### Exercise goal
Scan the listing below. Report each line that includes "content".

### Given data
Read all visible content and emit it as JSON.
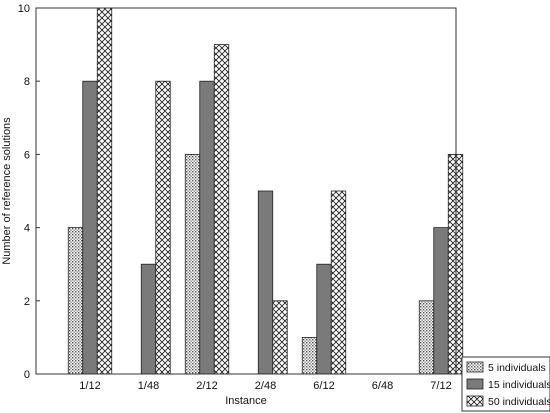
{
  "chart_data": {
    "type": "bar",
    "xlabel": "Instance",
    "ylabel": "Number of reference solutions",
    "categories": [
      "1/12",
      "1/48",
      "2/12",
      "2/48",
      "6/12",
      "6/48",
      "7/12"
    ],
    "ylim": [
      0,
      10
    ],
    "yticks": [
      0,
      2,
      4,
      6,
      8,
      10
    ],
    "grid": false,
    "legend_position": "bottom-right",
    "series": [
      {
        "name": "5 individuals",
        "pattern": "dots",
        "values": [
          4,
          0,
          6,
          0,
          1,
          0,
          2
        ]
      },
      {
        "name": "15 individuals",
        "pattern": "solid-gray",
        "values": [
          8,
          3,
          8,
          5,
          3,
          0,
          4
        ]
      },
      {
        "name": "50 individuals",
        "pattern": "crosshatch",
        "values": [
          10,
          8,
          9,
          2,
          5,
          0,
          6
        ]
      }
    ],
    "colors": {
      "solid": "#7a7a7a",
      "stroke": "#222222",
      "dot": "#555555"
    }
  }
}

==

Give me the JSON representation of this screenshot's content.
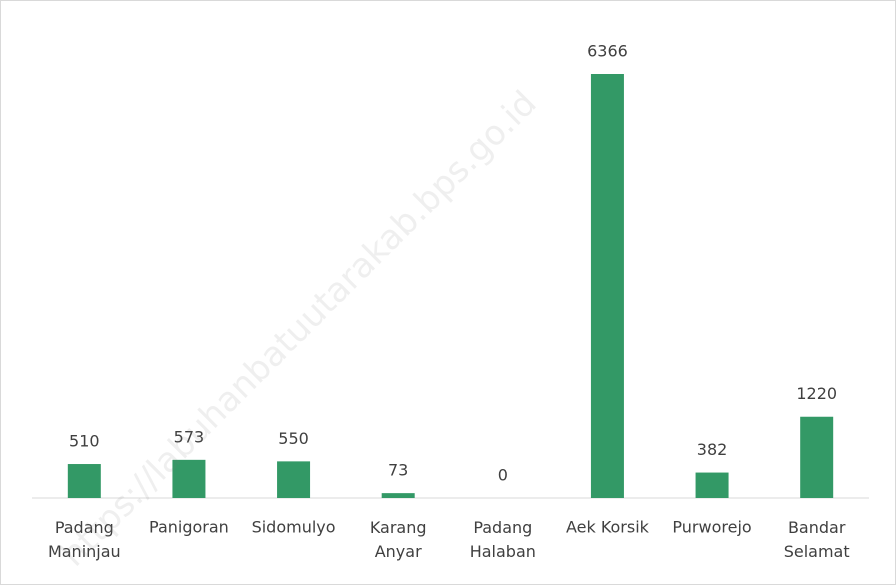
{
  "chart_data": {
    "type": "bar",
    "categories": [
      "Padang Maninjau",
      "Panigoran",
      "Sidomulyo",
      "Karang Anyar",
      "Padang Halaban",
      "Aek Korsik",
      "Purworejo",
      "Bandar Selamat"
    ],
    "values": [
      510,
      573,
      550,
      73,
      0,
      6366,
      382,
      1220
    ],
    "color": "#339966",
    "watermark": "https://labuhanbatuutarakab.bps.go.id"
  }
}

### Final result
Read all visible content and emit it as JSON.
Give me the JSON representation of this screenshot's content.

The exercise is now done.